Aim:
Give every entry again, word for word and in full.

Dataset records:
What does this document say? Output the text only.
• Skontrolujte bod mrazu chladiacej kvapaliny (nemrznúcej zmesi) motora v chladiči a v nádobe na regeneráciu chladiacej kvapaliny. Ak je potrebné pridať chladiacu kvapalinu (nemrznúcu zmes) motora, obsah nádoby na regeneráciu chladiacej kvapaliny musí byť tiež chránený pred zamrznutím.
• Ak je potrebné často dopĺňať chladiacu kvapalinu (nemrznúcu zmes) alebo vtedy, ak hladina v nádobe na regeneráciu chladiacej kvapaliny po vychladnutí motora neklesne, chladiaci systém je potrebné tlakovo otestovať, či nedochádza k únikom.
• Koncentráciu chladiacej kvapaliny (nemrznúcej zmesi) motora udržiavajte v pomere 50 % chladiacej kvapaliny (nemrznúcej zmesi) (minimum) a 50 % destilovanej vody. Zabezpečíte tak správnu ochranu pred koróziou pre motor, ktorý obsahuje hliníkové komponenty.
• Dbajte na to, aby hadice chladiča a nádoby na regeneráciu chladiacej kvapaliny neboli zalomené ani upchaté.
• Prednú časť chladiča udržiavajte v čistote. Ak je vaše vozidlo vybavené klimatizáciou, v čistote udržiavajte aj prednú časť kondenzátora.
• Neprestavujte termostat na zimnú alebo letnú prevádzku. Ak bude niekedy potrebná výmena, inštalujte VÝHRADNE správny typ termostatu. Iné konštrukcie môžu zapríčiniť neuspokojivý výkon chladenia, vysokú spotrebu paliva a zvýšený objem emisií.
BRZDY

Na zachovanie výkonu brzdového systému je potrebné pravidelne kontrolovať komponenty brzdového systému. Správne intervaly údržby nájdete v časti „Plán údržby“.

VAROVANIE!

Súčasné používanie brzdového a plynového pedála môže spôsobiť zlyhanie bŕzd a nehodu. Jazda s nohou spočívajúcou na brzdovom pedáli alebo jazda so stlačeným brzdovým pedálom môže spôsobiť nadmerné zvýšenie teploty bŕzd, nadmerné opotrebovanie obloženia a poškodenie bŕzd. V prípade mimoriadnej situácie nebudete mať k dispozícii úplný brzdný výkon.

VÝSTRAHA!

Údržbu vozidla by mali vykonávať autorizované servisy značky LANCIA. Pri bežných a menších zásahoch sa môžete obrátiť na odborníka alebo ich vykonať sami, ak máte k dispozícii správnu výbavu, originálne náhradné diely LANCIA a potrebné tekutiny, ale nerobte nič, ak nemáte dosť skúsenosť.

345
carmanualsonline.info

Output for this task:
What does this document say? Output the text only.
• Skontrolujte bod mrazu chladiacej kvapaliny (nemrznúcej zmesi) motora v chladiči a v nádobe na regeneráciu chladiacej kvapaliny. Ak je potrebné pridať chladiacu kvapalinu (nemrznúcu zmes) motora, obsah nádoby na regeneráciu chladiacej kvapaliny musí byť tiež chránený pred zamrznutím.
• Ak je potrebné často dopĺňať chladiacu kvapalinu (nemrznúcu zmes) alebo vtedy, ak hladina v nádobe na regeneráciu chladiacej kvapaliny po vychladnutí motora neklesne, chladiaci systém je potrebné tlakovo otestovať, či nedochádza k únikom.
• Koncentráciu chladiacej kvapaliny (nemrznúcej zmesi) motora udržiavajte v pomere 50 % chladiacej kvapaliny (nemrznúcej zmesi) (minimum) a 50 % destilovanej vody. Zabezpečíte tak správnu ochranu pred koróziou pre motor, ktorý obsahuje hliníkové komponenty.
• Dbajte na to, aby hadice chladiča a nádoby na regeneráciu chladiacej kvapaliny neboli zalomené ani upchaté.
• Prednú časť chladiča udržiavajte v čistote. Ak je vaše vozidlo vybavené klimatizáciou, v čistote udržiavajte aj prednú časť kondenzátora.
• Neprestavujte termostat na zimnú alebo letnú prevádzku. Ak bude niekedy potrebná výmena, inštalujte VÝHRADNE správny typ termostatu. Iné konštrukcie môžu zapríčiniť neuspokojivý výkon chladenia, vysokú spotrebu paliva a zvýšený objem emisií.
BRZDY

Na zachovanie výkonu brzdového systému je potrebné pravidelne kontrolovať komponenty brzdového systému. Správne intervaly údržby nájdete v časti „Plán údržby“.

VAROVANIE!

Súčasné používanie brzdového a plynového pedála môže spôsobiť zlyhanie bŕzd a nehodu. Jazda s nohou spočívajúcou na brzdovom pedáli alebo jazda so stlačeným brzdovým pedálom môže spôsobiť nadmerné zvýšenie teploty bŕzd, nadmerné opotrebovanie obloženia a poškodenie bŕzd. V prípade mimoriadnej situácie nebudete mať k dispozícii úplný brzdný výkon.

VÝSTRAHA!

Údržbu vozidla by mali vykonávať autorizované servisy značky LANCIA. Pri bežných a menších zásahoch sa môžete obrátiť na odborníka alebo ich vykonať sami, ak máte k dispozícii správnu výbavu, originálne náhradné diely LANCIA a potrebné tekutiny, ale nerobte nič, ak nemáte dosť skúsenosť.

345
carmanualsonline.info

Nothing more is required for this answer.